• [YOUR OBJECTIVE]:
Can you transcribe every line exactly and leave the pictures behind?

• [INFORMATION SHOWN]:
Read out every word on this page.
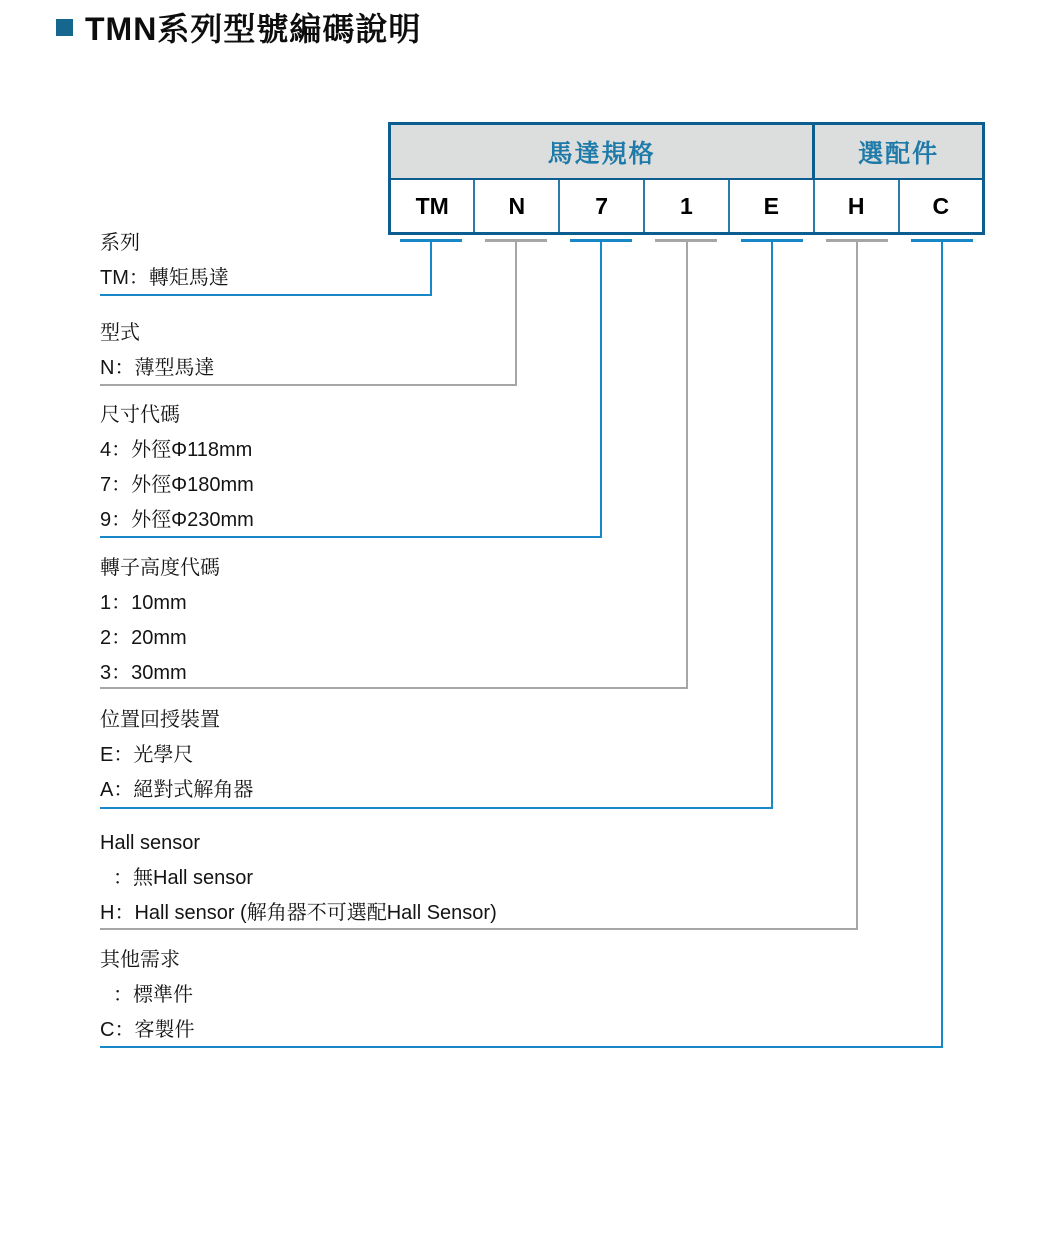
TMN系列型號編碼說明
馬達規格					選配件	
TM	N	7	1	E	H	C
系列
TM：轉矩馬達
型式
N：薄型馬達
尺寸代碼
4：外徑Φ118mm
7：外徑Φ180mm
9：外徑Φ230mm
轉子高度代碼
1：10mm
2：20mm
3：30mm
位置回授裝置
E：光學尺
A：絕對式解角器
Hall sensor
：無Hall sensor
H：Hall sensor (解角器不可選配Hall Sensor)
其他需求
：標準件
C：客製件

• [RESULT OF THE EXERCISE]:
Read out every word on this page.
TMN系列型號編碼說明
馬達規格					選配件	
TM	N	7	1	E	H	C
系列
TM：轉矩馬達
型式
N：薄型馬達
尺寸代碼
4：外徑Φ118mm
7：外徑Φ180mm
9：外徑Φ230mm
轉子高度代碼
1：10mm
2：20mm
3：30mm
位置回授裝置
E：光學尺
A：絕對式解角器
Hall sensor
：無Hall sensor
H：Hall sensor (解角器不可選配Hall Sensor)
其他需求
：標準件
C：客製件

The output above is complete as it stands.